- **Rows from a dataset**
## BEGIN
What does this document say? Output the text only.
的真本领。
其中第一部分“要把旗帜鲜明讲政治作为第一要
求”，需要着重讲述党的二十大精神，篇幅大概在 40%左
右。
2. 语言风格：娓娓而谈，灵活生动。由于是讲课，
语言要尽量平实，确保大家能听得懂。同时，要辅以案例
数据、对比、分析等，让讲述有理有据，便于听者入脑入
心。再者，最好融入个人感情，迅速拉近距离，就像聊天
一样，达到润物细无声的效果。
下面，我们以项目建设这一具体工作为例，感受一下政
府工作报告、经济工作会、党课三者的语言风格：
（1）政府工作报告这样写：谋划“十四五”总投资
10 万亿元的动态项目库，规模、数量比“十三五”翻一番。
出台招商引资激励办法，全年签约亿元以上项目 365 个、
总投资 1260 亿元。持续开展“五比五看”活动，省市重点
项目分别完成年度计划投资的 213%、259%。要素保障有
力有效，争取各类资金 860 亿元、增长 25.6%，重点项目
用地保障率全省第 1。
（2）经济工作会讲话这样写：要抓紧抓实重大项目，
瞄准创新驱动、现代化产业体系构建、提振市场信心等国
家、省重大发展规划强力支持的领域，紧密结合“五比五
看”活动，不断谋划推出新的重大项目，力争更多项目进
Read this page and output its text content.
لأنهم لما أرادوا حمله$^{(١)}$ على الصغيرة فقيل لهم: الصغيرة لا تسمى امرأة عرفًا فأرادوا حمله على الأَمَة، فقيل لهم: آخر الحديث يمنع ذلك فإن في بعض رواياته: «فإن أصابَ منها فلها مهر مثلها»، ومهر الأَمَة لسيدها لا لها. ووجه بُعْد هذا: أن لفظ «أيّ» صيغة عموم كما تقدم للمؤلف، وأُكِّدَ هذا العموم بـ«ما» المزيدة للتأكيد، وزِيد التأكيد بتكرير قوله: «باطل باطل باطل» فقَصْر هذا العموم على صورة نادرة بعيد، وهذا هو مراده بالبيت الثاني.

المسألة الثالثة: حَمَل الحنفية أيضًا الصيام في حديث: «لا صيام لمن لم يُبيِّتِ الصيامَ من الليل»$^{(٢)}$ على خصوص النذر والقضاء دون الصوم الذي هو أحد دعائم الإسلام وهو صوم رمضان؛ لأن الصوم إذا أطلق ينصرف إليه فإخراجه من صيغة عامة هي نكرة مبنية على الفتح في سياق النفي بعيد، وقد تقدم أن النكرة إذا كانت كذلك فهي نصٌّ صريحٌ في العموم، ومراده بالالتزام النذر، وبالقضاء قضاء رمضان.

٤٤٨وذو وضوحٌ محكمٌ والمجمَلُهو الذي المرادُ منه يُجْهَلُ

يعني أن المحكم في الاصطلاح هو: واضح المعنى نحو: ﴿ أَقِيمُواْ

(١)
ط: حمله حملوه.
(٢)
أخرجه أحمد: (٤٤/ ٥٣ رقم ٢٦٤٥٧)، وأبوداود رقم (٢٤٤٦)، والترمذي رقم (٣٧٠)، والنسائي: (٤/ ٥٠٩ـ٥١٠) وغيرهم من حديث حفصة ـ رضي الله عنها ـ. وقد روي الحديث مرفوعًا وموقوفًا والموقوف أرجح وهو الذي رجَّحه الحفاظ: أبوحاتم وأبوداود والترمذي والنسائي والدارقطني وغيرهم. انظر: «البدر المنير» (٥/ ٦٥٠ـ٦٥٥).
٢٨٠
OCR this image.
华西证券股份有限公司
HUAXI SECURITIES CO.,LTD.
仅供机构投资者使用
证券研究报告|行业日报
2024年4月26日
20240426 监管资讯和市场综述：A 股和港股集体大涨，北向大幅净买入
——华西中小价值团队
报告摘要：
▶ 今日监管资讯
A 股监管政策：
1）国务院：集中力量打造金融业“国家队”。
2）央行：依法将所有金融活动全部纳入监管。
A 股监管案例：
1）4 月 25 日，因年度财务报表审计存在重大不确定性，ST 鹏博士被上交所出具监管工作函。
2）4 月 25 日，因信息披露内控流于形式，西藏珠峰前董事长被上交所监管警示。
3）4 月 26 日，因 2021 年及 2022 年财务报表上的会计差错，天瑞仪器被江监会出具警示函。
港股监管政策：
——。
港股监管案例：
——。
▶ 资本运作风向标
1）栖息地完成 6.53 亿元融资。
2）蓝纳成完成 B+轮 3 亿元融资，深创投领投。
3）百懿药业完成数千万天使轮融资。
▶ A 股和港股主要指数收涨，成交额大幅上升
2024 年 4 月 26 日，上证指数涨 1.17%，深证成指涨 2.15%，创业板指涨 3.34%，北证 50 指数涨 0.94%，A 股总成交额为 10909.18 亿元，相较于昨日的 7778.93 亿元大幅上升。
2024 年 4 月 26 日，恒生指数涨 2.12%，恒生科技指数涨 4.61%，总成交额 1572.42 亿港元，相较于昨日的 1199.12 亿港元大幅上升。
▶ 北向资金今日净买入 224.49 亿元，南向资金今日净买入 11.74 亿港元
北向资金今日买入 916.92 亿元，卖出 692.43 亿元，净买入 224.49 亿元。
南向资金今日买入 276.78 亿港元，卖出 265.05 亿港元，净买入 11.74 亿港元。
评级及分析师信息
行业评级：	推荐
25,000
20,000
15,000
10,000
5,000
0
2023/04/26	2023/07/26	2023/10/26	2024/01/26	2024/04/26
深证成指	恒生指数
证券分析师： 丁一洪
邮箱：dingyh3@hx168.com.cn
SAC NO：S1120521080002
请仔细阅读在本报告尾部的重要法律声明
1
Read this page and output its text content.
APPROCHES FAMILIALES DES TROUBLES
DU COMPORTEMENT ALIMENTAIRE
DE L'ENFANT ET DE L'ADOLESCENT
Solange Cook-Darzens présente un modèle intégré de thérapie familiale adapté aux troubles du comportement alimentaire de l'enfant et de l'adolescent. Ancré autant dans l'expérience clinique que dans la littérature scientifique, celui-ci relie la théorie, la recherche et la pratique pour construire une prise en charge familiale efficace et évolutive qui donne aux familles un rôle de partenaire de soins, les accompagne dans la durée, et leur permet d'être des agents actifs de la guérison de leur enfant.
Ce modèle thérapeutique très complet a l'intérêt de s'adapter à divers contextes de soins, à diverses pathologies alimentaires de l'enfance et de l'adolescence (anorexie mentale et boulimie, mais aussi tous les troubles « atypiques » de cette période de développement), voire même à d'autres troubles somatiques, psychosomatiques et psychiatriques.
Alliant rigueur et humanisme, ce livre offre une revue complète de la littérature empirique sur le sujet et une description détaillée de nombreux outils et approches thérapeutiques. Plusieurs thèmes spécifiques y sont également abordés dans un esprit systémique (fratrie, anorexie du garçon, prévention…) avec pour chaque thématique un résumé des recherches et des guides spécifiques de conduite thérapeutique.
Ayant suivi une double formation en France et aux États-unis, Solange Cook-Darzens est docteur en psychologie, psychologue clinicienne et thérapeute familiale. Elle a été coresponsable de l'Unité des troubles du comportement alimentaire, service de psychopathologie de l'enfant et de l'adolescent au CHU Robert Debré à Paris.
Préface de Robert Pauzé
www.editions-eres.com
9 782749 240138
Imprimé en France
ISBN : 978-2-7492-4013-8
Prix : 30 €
## END
- **Do this**
Please restate the records in full, word for word.

- **Answer in full**
What does this document say? Output the text only.
的真本领。
其中第一部分“要把旗帜鲜明讲政治作为第一要
求”，需要着重讲述党的二十大精神，篇幅大概在 40%左
右。
2. 语言风格：娓娓而谈，灵活生动。由于是讲课，
语言要尽量平实，确保大家能听得懂。同时，要辅以案例
数据、对比、分析等，让讲述有理有据，便于听者入脑入
心。再者，最好融入个人感情，迅速拉近距离，就像聊天
一样，达到润物细无声的效果。
下面，我们以项目建设这一具体工作为例，感受一下政
府工作报告、经济工作会、党课三者的语言风格：
（1）政府工作报告这样写：谋划“十四五”总投资
10 万亿元的动态项目库，规模、数量比“十三五”翻一番。
出台招商引资激励办法，全年签约亿元以上项目 365 个、
总投资 1260 亿元。持续开展“五比五看”活动，省市重点
项目分别完成年度计划投资的 213%、259%。要素保障有
力有效，争取各类资金 860 亿元、增长 25.6%，重点项目
用地保障率全省第 1。
（2）经济工作会讲话这样写：要抓紧抓实重大项目，
瞄准创新驱动、现代化产业体系构建、提振市场信心等国
家、省重大发展规划强力支持的领域，紧密结合“五比五
看”活动，不断谋划推出新的重大项目，力争更多项目进
Read this page and output its text content.
لأنهم لما أرادوا حمله$^{(١)}$ على الصغيرة فقيل لهم: الصغيرة لا تسمى امرأة عرفًا فأرادوا حمله على الأَمَة، فقيل لهم: آخر الحديث يمنع ذلك فإن في بعض رواياته: «فإن أصابَ منها فلها مهر مثلها»، ومهر الأَمَة لسيدها لا لها. ووجه بُعْد هذا: أن لفظ «أيّ» صيغة عموم كما تقدم للمؤلف، وأُكِّدَ هذا العموم بـ«ما» المزيدة للتأكيد، وزِيد التأكيد بتكرير قوله: «باطل باطل باطل» فقَصْر هذا العموم على صورة نادرة بعيد، وهذا هو مراده بالبيت الثاني.

المسألة الثالثة: حَمَل الحنفية أيضًا الصيام في حديث: «لا صيام لمن لم يُبيِّتِ الصيامَ من الليل»$^{(٢)}$ على خصوص النذر والقضاء دون الصوم الذي هو أحد دعائم الإسلام وهو صوم رمضان؛ لأن الصوم إذا أطلق ينصرف إليه فإخراجه من صيغة عامة هي نكرة مبنية على الفتح في سياق النفي بعيد، وقد تقدم أن النكرة إذا كانت كذلك فهي نصٌّ صريحٌ في العموم، ومراده بالالتزام النذر، وبالقضاء قضاء رمضان.

٤٤٨وذو وضوحٌ محكمٌ والمجمَلُهو الذي المرادُ منه يُجْهَلُ

يعني أن المحكم في الاصطلاح هو: واضح المعنى نحو: ﴿ أَقِيمُواْ

(١)
ط: حمله حملوه.
(٢)
أخرجه أحمد: (٤٤/ ٥٣ رقم ٢٦٤٥٧)، وأبوداود رقم (٢٤٤٦)، والترمذي رقم (٣٧٠)، والنسائي: (٤/ ٥٠٩ـ٥١٠) وغيرهم من حديث حفصة ـ رضي الله عنها ـ. وقد روي الحديث مرفوعًا وموقوفًا والموقوف أرجح وهو الذي رجَّحه الحفاظ: أبوحاتم وأبوداود والترمذي والنسائي والدارقطني وغيرهم. انظر: «البدر المنير» (٥/ ٦٥٠ـ٦٥٥).
٢٨٠
OCR this image.
华西证券股份有限公司
HUAXI SECURITIES CO.,LTD.
仅供机构投资者使用
证券研究报告|行业日报
2024年4月26日
20240426 监管资讯和市场综述：A 股和港股集体大涨，北向大幅净买入
——华西中小价值团队
报告摘要：
▶ 今日监管资讯
A 股监管政策：
1）国务院：集中力量打造金融业“国家队”。
2）央行：依法将所有金融活动全部纳入监管。
A 股监管案例：
1）4 月 25 日，因年度财务报表审计存在重大不确定性，ST 鹏博士被上交所出具监管工作函。
2）4 月 25 日，因信息披露内控流于形式，西藏珠峰前董事长被上交所监管警示。
3）4 月 26 日，因 2021 年及 2022 年财务报表上的会计差错，天瑞仪器被江监会出具警示函。
港股监管政策：
——。
港股监管案例：
——。
▶ 资本运作风向标
1）栖息地完成 6.53 亿元融资。
2）蓝纳成完成 B+轮 3 亿元融资，深创投领投。
3）百懿药业完成数千万天使轮融资。
▶ A 股和港股主要指数收涨，成交额大幅上升
2024 年 4 月 26 日，上证指数涨 1.17%，深证成指涨 2.15%，创业板指涨 3.34%，北证 50 指数涨 0.94%，A 股总成交额为 10909.18 亿元，相较于昨日的 7778.93 亿元大幅上升。
2024 年 4 月 26 日，恒生指数涨 2.12%，恒生科技指数涨 4.61%，总成交额 1572.42 亿港元，相较于昨日的 1199.12 亿港元大幅上升。
▶ 北向资金今日净买入 224.49 亿元，南向资金今日净买入 11.74 亿港元
北向资金今日买入 916.92 亿元，卖出 692.43 亿元，净买入 224.49 亿元。
南向资金今日买入 276.78 亿港元，卖出 265.05 亿港元，净买入 11.74 亿港元。
评级及分析师信息
行业评级：	推荐
25,000
20,000
15,000
10,000
5,000
0
2023/04/26	2023/07/26	2023/10/26	2024/01/26	2024/04/26
深证成指	恒生指数
证券分析师： 丁一洪
邮箱：dingyh3@hx168.com.cn
SAC NO：S1120521080002
请仔细阅读在本报告尾部的重要法律声明
1
Read this page and output its text content.
APPROCHES FAMILIALES DES TROUBLES
DU COMPORTEMENT ALIMENTAIRE
DE L'ENFANT ET DE L'ADOLESCENT
Solange Cook-Darzens présente un modèle intégré de thérapie familiale adapté aux troubles du comportement alimentaire de l'enfant et de l'adolescent. Ancré autant dans l'expérience clinique que dans la littérature scientifique, celui-ci relie la théorie, la recherche et la pratique pour construire une prise en charge familiale efficace et évolutive qui donne aux familles un rôle de partenaire de soins, les accompagne dans la durée, et leur permet d'être des agents actifs de la guérison de leur enfant.
Ce modèle thérapeutique très complet a l'intérêt de s'adapter à divers contextes de soins, à diverses pathologies alimentaires de l'enfance et de l'adolescence (anorexie mentale et boulimie, mais aussi tous les troubles « atypiques » de cette période de développement), voire même à d'autres troubles somatiques, psychosomatiques et psychiatriques.
Alliant rigueur et humanisme, ce livre offre une revue complète de la littérature empirique sur le sujet et une description détaillée de nombreux outils et approches thérapeutiques. Plusieurs thèmes spécifiques y sont également abordés dans un esprit systémique (fratrie, anorexie du garçon, prévention…) avec pour chaque thématique un résumé des recherches et des guides spécifiques de conduite thérapeutique.
Ayant suivi une double formation en France et aux États-unis, Solange Cook-Darzens est docteur en psychologie, psychologue clinicienne et thérapeute familiale. Elle a été coresponsable de l'Unité des troubles du comportement alimentaire, service de psychopathologie de l'enfant et de l'adolescent au CHU Robert Debré à Paris.
Préface de Robert Pauzé
www.editions-eres.com
9 782749 240138
Imprimé en France
ISBN : 978-2-7492-4013-8
Prix : 30 €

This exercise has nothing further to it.